[Task statement]
Return only the number of lines that hold "this".

[Data entries for graphics]
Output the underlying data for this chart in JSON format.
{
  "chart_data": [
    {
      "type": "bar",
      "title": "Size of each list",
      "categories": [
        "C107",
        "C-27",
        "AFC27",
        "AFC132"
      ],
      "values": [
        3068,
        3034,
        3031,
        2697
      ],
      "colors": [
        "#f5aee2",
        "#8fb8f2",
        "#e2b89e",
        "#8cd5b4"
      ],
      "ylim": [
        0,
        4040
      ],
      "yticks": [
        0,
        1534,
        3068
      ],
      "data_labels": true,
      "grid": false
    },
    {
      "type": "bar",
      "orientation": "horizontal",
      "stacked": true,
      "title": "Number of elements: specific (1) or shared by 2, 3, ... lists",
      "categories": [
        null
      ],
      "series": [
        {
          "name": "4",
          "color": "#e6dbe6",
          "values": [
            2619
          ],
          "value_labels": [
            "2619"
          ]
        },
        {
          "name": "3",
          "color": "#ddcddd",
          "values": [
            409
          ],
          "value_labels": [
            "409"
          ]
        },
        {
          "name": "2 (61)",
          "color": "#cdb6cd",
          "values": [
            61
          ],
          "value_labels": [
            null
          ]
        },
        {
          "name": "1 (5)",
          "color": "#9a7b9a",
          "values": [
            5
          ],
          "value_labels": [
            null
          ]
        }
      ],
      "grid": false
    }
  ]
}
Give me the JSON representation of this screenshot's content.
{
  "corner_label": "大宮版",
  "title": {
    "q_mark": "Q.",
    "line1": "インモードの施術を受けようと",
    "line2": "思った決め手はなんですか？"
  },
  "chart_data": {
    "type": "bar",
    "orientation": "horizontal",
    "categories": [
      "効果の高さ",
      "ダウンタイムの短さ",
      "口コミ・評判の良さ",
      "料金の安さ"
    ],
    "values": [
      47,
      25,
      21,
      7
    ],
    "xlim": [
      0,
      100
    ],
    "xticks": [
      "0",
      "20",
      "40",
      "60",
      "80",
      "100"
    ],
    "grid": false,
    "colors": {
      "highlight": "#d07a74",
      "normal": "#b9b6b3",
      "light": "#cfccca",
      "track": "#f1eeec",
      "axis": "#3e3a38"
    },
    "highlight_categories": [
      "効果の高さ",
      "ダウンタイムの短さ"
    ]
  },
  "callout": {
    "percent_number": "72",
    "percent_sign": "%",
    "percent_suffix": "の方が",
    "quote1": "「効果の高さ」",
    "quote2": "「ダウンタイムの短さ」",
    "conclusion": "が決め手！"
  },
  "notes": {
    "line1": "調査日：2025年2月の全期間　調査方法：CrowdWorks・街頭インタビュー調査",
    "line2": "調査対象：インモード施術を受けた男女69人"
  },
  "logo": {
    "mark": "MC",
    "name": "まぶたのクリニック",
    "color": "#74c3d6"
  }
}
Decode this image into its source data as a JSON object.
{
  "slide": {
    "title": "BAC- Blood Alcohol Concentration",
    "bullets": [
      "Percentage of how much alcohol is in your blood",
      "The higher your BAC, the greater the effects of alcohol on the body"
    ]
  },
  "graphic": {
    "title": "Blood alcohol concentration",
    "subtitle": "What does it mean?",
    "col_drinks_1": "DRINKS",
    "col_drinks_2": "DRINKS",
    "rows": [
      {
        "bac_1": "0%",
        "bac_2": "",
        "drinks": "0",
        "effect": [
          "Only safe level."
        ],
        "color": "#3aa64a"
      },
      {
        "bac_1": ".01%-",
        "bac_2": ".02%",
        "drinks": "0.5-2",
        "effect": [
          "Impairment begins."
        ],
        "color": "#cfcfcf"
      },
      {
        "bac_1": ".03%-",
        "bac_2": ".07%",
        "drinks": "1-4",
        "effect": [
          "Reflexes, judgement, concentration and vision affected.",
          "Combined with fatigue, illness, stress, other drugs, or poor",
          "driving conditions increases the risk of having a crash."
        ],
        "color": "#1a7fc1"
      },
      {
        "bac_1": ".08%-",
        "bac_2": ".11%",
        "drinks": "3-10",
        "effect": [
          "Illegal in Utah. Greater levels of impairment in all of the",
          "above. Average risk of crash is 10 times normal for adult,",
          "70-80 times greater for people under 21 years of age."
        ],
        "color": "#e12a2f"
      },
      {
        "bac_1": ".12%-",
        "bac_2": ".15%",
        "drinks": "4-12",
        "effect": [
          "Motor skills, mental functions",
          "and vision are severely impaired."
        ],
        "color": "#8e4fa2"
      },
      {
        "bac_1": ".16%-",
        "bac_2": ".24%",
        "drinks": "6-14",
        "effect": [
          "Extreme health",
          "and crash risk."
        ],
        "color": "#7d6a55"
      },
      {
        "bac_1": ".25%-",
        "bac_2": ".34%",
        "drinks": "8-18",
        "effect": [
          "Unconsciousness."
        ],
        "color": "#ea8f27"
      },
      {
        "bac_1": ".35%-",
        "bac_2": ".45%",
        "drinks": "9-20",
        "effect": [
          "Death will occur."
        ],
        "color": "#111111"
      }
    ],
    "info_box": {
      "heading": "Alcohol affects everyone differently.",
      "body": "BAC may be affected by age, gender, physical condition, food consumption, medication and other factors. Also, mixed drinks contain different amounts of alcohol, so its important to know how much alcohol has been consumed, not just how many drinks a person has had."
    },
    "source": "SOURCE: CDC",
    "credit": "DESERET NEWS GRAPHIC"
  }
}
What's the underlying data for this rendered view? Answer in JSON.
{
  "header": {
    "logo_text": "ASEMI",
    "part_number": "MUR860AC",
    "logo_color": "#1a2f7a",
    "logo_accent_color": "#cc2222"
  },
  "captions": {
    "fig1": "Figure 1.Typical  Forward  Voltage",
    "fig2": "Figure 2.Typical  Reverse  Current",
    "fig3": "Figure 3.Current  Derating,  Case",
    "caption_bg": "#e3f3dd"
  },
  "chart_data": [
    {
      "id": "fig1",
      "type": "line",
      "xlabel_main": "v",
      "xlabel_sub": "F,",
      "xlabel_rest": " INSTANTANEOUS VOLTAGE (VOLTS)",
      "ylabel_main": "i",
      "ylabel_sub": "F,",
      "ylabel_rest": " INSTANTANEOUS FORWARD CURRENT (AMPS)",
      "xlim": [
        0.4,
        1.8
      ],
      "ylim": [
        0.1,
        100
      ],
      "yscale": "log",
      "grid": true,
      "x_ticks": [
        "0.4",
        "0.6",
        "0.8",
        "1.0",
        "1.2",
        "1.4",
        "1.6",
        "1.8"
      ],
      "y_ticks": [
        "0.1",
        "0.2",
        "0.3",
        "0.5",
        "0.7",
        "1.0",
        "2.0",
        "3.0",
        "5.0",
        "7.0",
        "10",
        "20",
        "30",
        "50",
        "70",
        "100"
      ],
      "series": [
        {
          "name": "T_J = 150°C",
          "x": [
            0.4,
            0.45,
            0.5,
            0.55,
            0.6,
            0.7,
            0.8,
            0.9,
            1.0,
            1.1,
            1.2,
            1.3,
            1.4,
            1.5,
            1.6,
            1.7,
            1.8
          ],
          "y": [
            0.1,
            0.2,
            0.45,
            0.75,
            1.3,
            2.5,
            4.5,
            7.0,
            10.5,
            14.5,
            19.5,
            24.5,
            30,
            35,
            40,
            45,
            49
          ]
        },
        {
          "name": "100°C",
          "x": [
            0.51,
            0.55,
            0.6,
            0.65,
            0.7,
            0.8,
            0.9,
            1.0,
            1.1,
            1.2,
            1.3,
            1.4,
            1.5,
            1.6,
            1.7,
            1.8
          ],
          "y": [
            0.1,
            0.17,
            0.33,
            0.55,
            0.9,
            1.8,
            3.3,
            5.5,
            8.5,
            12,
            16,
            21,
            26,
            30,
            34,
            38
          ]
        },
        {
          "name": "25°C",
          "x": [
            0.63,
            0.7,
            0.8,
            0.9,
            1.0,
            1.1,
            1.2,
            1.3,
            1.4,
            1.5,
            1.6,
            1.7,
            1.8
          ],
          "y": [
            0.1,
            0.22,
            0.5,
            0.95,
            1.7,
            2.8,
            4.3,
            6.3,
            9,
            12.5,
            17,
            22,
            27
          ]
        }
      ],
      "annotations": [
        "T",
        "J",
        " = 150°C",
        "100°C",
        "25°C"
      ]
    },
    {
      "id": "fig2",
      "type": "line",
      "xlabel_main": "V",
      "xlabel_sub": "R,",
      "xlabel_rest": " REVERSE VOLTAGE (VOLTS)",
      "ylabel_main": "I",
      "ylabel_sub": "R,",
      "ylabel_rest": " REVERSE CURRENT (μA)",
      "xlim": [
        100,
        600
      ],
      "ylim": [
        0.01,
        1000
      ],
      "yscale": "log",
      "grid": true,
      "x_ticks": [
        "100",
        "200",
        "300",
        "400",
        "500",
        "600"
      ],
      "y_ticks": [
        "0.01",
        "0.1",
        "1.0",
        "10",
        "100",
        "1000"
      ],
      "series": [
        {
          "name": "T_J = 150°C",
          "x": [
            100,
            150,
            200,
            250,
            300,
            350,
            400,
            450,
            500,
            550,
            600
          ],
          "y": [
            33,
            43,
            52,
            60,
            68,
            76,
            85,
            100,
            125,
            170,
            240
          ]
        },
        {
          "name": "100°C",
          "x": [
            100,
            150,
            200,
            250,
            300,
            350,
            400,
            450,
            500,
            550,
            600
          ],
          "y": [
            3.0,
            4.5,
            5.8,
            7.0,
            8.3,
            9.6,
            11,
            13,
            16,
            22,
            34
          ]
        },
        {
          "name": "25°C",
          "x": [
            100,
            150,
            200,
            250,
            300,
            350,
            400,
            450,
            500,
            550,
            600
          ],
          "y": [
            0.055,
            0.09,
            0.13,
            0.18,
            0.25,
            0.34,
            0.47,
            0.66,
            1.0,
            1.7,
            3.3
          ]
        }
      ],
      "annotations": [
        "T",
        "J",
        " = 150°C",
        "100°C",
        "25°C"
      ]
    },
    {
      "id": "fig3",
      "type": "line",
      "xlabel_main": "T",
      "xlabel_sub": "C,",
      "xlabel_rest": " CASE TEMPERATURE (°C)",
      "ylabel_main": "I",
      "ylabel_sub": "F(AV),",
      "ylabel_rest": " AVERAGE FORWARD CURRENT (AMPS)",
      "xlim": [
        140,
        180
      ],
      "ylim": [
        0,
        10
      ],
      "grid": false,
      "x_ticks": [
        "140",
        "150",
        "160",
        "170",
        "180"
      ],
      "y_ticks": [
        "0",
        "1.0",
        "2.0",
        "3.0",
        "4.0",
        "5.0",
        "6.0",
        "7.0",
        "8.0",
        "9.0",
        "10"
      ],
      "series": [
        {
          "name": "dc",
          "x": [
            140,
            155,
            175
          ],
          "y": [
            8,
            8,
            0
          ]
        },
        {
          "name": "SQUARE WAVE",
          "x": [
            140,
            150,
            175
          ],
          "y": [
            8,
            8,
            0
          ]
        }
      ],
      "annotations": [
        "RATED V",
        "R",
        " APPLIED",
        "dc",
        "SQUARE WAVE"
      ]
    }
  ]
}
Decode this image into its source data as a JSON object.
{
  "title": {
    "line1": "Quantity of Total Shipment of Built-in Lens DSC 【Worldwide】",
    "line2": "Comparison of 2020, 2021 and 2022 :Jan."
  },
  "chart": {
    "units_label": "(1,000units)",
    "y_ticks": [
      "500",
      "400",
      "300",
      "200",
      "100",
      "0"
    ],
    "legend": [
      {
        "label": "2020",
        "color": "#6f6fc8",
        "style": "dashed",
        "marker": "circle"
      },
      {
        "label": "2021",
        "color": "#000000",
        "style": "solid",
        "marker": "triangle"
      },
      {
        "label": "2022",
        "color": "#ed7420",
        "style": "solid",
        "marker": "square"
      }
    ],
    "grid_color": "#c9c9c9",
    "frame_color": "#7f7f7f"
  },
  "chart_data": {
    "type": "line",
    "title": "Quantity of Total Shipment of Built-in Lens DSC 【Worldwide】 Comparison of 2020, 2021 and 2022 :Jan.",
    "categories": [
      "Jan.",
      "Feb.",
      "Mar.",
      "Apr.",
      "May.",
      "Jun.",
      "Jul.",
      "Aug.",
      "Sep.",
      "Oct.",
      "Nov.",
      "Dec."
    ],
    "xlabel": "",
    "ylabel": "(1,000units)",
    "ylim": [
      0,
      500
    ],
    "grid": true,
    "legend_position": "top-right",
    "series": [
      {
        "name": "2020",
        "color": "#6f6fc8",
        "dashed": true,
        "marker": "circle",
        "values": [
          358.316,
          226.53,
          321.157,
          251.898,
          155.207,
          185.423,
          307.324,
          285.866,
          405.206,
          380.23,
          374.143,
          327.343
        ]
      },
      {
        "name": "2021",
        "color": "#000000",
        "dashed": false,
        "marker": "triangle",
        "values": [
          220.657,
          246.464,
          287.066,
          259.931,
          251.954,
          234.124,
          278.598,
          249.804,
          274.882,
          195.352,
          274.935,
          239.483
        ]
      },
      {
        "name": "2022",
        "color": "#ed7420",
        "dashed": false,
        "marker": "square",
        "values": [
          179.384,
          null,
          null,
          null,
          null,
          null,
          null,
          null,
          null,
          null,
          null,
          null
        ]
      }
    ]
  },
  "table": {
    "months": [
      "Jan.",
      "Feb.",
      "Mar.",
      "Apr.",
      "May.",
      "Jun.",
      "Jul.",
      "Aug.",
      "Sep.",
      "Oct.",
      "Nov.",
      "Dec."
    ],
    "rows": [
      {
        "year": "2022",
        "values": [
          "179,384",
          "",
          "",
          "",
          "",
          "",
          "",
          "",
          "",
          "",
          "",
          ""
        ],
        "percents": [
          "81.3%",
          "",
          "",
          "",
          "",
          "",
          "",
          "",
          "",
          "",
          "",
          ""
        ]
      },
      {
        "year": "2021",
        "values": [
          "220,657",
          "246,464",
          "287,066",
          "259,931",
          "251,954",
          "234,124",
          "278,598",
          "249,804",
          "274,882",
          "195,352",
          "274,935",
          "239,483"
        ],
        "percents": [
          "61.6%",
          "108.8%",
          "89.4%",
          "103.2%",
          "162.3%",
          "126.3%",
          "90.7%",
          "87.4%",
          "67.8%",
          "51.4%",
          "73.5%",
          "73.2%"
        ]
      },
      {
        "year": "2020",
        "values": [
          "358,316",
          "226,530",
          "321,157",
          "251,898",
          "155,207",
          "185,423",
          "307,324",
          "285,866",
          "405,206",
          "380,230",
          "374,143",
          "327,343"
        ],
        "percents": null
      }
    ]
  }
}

[Written reply]
5